--- Begin Extracted material ---

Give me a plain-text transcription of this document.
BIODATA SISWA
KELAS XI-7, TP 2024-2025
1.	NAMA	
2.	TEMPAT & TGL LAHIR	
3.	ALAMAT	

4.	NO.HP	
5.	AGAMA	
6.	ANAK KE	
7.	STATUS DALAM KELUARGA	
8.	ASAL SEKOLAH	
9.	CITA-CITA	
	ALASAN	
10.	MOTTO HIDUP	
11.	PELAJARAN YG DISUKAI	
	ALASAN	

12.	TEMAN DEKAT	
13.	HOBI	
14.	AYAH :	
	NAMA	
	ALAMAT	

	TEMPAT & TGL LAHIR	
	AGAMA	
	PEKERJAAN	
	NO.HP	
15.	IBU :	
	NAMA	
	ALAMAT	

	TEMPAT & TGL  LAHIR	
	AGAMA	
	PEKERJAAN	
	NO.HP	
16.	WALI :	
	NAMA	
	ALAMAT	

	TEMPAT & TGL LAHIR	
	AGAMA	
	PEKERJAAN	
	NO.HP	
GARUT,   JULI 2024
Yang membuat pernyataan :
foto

--- End Extracted material ---

Objective: Please copy out each record, character for character.

Response:
Give me a plain-text transcription of this document.
BIODATA SISWA
KELAS XI-7, TP 2024-2025
1.	NAMA	
2.	TEMPAT & TGL LAHIR	
3.	ALAMAT	

4.	NO.HP	
5.	AGAMA	
6.	ANAK KE	
7.	STATUS DALAM KELUARGA	
8.	ASAL SEKOLAH	
9.	CITA-CITA	
	ALASAN	
10.	MOTTO HIDUP	
11.	PELAJARAN YG DISUKAI	
	ALASAN	

12.	TEMAN DEKAT	
13.	HOBI	
14.	AYAH :	
	NAMA	
	ALAMAT	

	TEMPAT & TGL LAHIR	
	AGAMA	
	PEKERJAAN	
	NO.HP	
15.	IBU :	
	NAMA	
	ALAMAT	

	TEMPAT & TGL  LAHIR	
	AGAMA	
	PEKERJAAN	
	NO.HP	
16.	WALI :	
	NAMA	
	ALAMAT	

	TEMPAT & TGL LAHIR	
	AGAMA	
	PEKERJAAN	
	NO.HP	
GARUT,   JULI 2024
Yang membuat pernyataan :
foto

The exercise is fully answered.